• INPUT ROWS:
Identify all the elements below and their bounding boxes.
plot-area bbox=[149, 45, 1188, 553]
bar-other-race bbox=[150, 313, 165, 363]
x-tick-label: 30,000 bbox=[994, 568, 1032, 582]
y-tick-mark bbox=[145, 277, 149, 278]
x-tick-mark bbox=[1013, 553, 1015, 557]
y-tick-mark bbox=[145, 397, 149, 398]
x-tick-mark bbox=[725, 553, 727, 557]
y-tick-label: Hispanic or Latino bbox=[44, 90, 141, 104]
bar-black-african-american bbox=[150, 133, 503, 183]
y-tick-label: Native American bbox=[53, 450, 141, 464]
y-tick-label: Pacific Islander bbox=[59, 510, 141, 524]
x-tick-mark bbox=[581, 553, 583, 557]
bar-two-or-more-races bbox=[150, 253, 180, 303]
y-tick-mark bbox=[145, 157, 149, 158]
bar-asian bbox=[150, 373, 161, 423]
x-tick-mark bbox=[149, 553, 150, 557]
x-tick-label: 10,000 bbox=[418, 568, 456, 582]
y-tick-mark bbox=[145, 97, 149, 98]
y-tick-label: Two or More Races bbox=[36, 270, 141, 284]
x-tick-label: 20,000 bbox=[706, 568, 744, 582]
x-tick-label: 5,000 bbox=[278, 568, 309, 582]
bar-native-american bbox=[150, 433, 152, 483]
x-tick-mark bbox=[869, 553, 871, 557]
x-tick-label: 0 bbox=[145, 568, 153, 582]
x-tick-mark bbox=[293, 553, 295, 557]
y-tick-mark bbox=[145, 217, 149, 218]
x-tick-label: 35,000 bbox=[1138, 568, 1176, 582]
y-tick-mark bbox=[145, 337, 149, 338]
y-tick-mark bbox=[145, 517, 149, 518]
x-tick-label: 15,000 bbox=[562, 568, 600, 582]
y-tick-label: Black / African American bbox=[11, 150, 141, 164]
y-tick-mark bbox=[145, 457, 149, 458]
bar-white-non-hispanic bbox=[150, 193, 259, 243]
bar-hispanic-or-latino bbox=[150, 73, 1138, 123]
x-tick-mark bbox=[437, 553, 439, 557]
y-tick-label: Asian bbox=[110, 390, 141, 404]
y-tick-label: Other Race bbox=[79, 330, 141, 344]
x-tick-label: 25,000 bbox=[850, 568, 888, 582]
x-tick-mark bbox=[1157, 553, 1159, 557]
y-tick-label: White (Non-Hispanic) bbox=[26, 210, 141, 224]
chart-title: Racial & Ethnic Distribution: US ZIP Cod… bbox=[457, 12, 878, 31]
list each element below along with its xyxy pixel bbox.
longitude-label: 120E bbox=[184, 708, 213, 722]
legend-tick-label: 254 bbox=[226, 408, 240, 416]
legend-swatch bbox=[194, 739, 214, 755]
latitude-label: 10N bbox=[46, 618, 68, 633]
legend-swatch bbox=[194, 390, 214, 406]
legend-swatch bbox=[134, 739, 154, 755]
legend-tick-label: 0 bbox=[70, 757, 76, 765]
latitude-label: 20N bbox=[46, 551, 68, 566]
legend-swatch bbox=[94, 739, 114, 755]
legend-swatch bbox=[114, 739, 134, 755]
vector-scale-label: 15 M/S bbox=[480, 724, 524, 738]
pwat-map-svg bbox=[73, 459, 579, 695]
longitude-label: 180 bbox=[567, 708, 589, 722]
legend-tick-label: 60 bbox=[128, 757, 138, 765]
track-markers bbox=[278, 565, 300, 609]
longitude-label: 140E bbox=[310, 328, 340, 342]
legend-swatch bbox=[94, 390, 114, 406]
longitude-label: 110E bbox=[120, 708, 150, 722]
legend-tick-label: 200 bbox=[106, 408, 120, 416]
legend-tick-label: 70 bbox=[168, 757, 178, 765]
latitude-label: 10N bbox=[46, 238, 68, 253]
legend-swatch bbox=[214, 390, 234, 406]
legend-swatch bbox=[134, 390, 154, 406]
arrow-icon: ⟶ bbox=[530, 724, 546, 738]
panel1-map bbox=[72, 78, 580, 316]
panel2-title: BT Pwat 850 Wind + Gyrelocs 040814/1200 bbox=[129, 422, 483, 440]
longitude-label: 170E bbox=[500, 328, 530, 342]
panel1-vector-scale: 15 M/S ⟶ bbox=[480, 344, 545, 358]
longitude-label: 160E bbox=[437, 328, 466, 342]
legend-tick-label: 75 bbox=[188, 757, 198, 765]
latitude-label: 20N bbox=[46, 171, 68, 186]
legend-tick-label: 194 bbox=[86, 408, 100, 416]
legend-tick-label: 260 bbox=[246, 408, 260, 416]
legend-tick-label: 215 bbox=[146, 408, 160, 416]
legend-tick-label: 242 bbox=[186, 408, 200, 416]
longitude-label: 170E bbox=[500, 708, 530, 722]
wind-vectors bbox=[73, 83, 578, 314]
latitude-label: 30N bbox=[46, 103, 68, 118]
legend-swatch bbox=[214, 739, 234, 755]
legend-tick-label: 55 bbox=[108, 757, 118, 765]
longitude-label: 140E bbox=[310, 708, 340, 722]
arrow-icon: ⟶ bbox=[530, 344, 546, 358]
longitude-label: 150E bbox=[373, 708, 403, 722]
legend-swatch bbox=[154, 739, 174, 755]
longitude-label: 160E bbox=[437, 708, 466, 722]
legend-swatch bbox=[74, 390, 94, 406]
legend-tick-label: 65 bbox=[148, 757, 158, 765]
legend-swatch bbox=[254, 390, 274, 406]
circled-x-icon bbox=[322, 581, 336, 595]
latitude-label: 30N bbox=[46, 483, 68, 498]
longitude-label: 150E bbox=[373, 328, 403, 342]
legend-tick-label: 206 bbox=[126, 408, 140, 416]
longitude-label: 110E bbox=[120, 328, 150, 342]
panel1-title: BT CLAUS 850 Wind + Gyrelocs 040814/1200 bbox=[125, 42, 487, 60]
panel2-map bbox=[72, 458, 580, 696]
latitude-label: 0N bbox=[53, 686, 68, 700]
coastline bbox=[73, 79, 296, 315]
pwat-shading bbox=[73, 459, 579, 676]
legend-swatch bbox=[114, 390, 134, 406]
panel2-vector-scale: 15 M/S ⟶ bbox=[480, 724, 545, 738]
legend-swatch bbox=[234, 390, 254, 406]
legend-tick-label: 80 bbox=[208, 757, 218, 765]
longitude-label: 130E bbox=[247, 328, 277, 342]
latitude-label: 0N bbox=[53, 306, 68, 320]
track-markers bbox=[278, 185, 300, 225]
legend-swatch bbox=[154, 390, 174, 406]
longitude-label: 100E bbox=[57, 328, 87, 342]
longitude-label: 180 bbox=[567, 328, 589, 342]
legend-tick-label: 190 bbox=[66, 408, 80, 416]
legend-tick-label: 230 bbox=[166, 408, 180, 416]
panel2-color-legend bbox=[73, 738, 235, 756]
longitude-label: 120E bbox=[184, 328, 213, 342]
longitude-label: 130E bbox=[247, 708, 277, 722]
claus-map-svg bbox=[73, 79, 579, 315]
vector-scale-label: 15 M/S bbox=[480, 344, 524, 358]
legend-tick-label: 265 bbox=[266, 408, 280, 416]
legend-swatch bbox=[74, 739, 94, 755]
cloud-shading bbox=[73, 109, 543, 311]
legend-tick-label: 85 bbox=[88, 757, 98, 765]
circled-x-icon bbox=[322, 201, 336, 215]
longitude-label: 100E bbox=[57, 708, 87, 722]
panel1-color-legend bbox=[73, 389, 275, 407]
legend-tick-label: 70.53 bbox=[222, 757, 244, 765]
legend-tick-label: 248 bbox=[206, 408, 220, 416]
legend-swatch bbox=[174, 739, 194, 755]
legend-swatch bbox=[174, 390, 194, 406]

• YOUR OBJECTIVE: Can you render the data, starting at its first line and ending at the line that contains "y-tick-mark bbox=[145, 397, 149, 398]" (both included), as a JSON list of strings with one string per line and no blank lines?

• EXERCISE RESPONSE:
[
  "Identify all the elements below and their bounding boxes.",
  "plot-area bbox=[149, 45, 1188, 553]",
  "bar-other-race bbox=[150, 313, 165, 363]",
  "x-tick-label: 30,000 bbox=[994, 568, 1032, 582]",
  "y-tick-mark bbox=[145, 277, 149, 278]",
  "x-tick-mark bbox=[1013, 553, 1015, 557]",
  "y-tick-mark bbox=[145, 397, 149, 398]"
]